* ENTRIES SHOWN:
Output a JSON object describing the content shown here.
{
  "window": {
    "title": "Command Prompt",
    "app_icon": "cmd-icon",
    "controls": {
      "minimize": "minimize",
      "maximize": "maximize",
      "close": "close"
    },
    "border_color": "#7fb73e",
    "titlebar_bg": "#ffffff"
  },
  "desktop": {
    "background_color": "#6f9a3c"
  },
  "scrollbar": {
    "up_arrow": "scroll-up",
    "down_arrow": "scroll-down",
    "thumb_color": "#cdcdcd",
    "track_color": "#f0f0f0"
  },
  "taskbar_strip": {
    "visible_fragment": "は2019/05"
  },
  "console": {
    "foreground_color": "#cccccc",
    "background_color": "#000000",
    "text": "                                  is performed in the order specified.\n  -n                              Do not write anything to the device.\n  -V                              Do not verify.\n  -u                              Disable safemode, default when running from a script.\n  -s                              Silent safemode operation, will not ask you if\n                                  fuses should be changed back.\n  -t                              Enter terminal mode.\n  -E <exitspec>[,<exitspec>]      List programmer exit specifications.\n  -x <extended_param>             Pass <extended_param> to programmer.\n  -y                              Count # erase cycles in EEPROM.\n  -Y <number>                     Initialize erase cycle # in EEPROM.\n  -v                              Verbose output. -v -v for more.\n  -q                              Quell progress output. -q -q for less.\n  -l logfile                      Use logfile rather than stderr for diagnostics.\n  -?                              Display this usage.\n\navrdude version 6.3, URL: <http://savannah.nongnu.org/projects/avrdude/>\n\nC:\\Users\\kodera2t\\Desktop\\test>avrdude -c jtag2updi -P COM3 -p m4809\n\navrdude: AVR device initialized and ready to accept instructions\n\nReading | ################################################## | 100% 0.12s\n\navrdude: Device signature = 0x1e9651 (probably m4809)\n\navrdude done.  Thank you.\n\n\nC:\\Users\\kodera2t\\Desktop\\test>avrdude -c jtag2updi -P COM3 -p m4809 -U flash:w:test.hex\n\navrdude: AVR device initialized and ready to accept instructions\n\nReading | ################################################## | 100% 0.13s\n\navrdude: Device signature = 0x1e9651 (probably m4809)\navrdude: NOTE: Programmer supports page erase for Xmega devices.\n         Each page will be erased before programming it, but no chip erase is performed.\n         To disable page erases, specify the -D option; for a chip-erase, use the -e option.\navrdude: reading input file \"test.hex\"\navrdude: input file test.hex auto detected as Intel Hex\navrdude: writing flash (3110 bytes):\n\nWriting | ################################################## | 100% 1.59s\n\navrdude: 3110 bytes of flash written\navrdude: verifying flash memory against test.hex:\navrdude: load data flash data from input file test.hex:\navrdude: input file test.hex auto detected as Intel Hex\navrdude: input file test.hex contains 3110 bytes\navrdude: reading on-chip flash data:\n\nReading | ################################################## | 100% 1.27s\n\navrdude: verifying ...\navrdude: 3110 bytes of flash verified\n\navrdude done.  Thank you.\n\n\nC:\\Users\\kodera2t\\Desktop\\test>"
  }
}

* DO THIS:
Write out the data exactly as it stands.

* TASK ANSWER:
Output a JSON object describing the content shown here.
{
  "window": {
    "title": "Command Prompt",
    "app_icon": "cmd-icon",
    "controls": {
      "minimize": "minimize",
      "maximize": "maximize",
      "close": "close"
    },
    "border_color": "#7fb73e",
    "titlebar_bg": "#ffffff"
  },
  "desktop": {
    "background_color": "#6f9a3c"
  },
  "scrollbar": {
    "up_arrow": "scroll-up",
    "down_arrow": "scroll-down",
    "thumb_color": "#cdcdcd",
    "track_color": "#f0f0f0"
  },
  "taskbar_strip": {
    "visible_fragment": "は2019/05"
  },
  "console": {
    "foreground_color": "#cccccc",
    "background_color": "#000000",
    "text": "                                  is performed in the order specified.\n  -n                              Do not write anything to the device.\n  -V                              Do not verify.\n  -u                              Disable safemode, default when running from a script.\n  -s                              Silent safemode operation, will not ask you if\n                                  fuses should be changed back.\n  -t                              Enter terminal mode.\n  -E <exitspec>[,<exitspec>]      List programmer exit specifications.\n  -x <extended_param>             Pass <extended_param> to programmer.\n  -y                              Count # erase cycles in EEPROM.\n  -Y <number>                     Initialize erase cycle # in EEPROM.\n  -v                              Verbose output. -v -v for more.\n  -q                              Quell progress output. -q -q for less.\n  -l logfile                      Use logfile rather than stderr for diagnostics.\n  -?                              Display this usage.\n\navrdude version 6.3, URL: <http://savannah.nongnu.org/projects/avrdude/>\n\nC:\\Users\\kodera2t\\Desktop\\test>avrdude -c jtag2updi -P COM3 -p m4809\n\navrdude: AVR device initialized and ready to accept instructions\n\nReading | ################################################## | 100% 0.12s\n\navrdude: Device signature = 0x1e9651 (probably m4809)\n\navrdude done.  Thank you.\n\n\nC:\\Users\\kodera2t\\Desktop\\test>avrdude -c jtag2updi -P COM3 -p m4809 -U flash:w:test.hex\n\navrdude: AVR device initialized and ready to accept instructions\n\nReading | ################################################## | 100% 0.13s\n\navrdude: Device signature = 0x1e9651 (probably m4809)\navrdude: NOTE: Programmer supports page erase for Xmega devices.\n         Each page will be erased before programming it, but no chip erase is performed.\n         To disable page erases, specify the -D option; for a chip-erase, use the -e option.\navrdude: reading input file \"test.hex\"\navrdude: input file test.hex auto detected as Intel Hex\navrdude: writing flash (3110 bytes):\n\nWriting | ################################################## | 100% 1.59s\n\navrdude: 3110 bytes of flash written\navrdude: verifying flash memory against test.hex:\navrdude: load data flash data from input file test.hex:\navrdude: input file test.hex auto detected as Intel Hex\navrdude: input file test.hex contains 3110 bytes\navrdude: reading on-chip flash data:\n\nReading | ################################################## | 100% 1.27s\n\navrdude: verifying ...\navrdude: 3110 bytes of flash verified\n\navrdude done.  Thank you.\n\n\nC:\\Users\\kodera2t\\Desktop\\test>"
  }
}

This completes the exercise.